• _Problem_:
Retype all of the entries word for word.

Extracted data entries
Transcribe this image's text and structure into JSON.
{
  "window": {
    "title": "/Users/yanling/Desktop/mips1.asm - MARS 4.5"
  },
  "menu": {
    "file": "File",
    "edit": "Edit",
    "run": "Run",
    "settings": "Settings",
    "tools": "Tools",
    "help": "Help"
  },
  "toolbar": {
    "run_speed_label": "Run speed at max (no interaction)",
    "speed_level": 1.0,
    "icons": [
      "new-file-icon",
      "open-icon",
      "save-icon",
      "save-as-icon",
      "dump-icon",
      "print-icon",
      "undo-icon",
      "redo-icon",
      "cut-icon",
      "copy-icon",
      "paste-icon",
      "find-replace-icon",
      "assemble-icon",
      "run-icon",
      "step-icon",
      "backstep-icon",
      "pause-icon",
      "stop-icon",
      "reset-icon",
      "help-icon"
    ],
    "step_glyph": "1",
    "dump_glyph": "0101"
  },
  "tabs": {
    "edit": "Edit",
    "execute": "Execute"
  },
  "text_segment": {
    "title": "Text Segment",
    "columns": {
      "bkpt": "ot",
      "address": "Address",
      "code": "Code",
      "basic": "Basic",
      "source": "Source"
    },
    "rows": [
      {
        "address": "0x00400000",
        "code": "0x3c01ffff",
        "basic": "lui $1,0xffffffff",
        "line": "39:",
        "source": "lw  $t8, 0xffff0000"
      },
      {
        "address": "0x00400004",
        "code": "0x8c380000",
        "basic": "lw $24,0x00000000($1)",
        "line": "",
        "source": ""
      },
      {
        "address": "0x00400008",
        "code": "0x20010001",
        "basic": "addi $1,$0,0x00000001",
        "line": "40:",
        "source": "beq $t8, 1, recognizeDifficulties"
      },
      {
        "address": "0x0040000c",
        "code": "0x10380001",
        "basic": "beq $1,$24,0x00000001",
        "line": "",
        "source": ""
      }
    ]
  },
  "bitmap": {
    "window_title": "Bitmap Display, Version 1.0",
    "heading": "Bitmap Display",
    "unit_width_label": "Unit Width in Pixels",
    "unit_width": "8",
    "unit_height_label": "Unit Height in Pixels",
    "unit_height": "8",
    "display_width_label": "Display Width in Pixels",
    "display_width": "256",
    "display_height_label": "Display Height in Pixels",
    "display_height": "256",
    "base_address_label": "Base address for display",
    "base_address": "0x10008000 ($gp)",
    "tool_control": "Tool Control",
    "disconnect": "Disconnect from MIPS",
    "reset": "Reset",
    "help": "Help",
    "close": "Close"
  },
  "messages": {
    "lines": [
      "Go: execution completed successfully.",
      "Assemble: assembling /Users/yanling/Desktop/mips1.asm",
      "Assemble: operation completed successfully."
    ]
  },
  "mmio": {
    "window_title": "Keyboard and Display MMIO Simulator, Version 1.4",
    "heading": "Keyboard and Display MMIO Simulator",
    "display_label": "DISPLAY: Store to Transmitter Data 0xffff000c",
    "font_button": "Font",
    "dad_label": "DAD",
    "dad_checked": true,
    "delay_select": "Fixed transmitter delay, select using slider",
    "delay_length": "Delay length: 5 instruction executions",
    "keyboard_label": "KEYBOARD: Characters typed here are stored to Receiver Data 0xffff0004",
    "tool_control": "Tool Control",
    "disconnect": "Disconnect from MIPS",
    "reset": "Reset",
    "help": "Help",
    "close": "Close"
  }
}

• _Full answer_:
Transcribe this image's text and structure into JSON.
{
  "window": {
    "title": "/Users/yanling/Desktop/mips1.asm - MARS 4.5"
  },
  "menu": {
    "file": "File",
    "edit": "Edit",
    "run": "Run",
    "settings": "Settings",
    "tools": "Tools",
    "help": "Help"
  },
  "toolbar": {
    "run_speed_label": "Run speed at max (no interaction)",
    "speed_level": 1.0,
    "icons": [
      "new-file-icon",
      "open-icon",
      "save-icon",
      "save-as-icon",
      "dump-icon",
      "print-icon",
      "undo-icon",
      "redo-icon",
      "cut-icon",
      "copy-icon",
      "paste-icon",
      "find-replace-icon",
      "assemble-icon",
      "run-icon",
      "step-icon",
      "backstep-icon",
      "pause-icon",
      "stop-icon",
      "reset-icon",
      "help-icon"
    ],
    "step_glyph": "1",
    "dump_glyph": "0101"
  },
  "tabs": {
    "edit": "Edit",
    "execute": "Execute"
  },
  "text_segment": {
    "title": "Text Segment",
    "columns": {
      "bkpt": "ot",
      "address": "Address",
      "code": "Code",
      "basic": "Basic",
      "source": "Source"
    },
    "rows": [
      {
        "address": "0x00400000",
        "code": "0x3c01ffff",
        "basic": "lui $1,0xffffffff",
        "line": "39:",
        "source": "lw  $t8, 0xffff0000"
      },
      {
        "address": "0x00400004",
        "code": "0x8c380000",
        "basic": "lw $24,0x00000000($1)",
        "line": "",
        "source": ""
      },
      {
        "address": "0x00400008",
        "code": "0x20010001",
        "basic": "addi $1,$0,0x00000001",
        "line": "40:",
        "source": "beq $t8, 1, recognizeDifficulties"
      },
      {
        "address": "0x0040000c",
        "code": "0x10380001",
        "basic": "beq $1,$24,0x00000001",
        "line": "",
        "source": ""
      }
    ]
  },
  "bitmap": {
    "window_title": "Bitmap Display, Version 1.0",
    "heading": "Bitmap Display",
    "unit_width_label": "Unit Width in Pixels",
    "unit_width": "8",
    "unit_height_label": "Unit Height in Pixels",
    "unit_height": "8",
    "display_width_label": "Display Width in Pixels",
    "display_width": "256",
    "display_height_label": "Display Height in Pixels",
    "display_height": "256",
    "base_address_label": "Base address for display",
    "base_address": "0x10008000 ($gp)",
    "tool_control": "Tool Control",
    "disconnect": "Disconnect from MIPS",
    "reset": "Reset",
    "help": "Help",
    "close": "Close"
  },
  "messages": {
    "lines": [
      "Go: execution completed successfully.",
      "Assemble: assembling /Users/yanling/Desktop/mips1.asm",
      "Assemble: operation completed successfully."
    ]
  },
  "mmio": {
    "window_title": "Keyboard and Display MMIO Simulator, Version 1.4",
    "heading": "Keyboard and Display MMIO Simulator",
    "display_label": "DISPLAY: Store to Transmitter Data 0xffff000c",
    "font_button": "Font",
    "dad_label": "DAD",
    "dad_checked": true,
    "delay_select": "Fixed transmitter delay, select using slider",
    "delay_length": "Delay length: 5 instruction executions",
    "keyboard_label": "KEYBOARD: Characters typed here are stored to Receiver Data 0xffff0004",
    "tool_control": "Tool Control",
    "disconnect": "Disconnect from MIPS",
    "reset": "Reset",
    "help": "Help",
    "close": "Close"
  }
}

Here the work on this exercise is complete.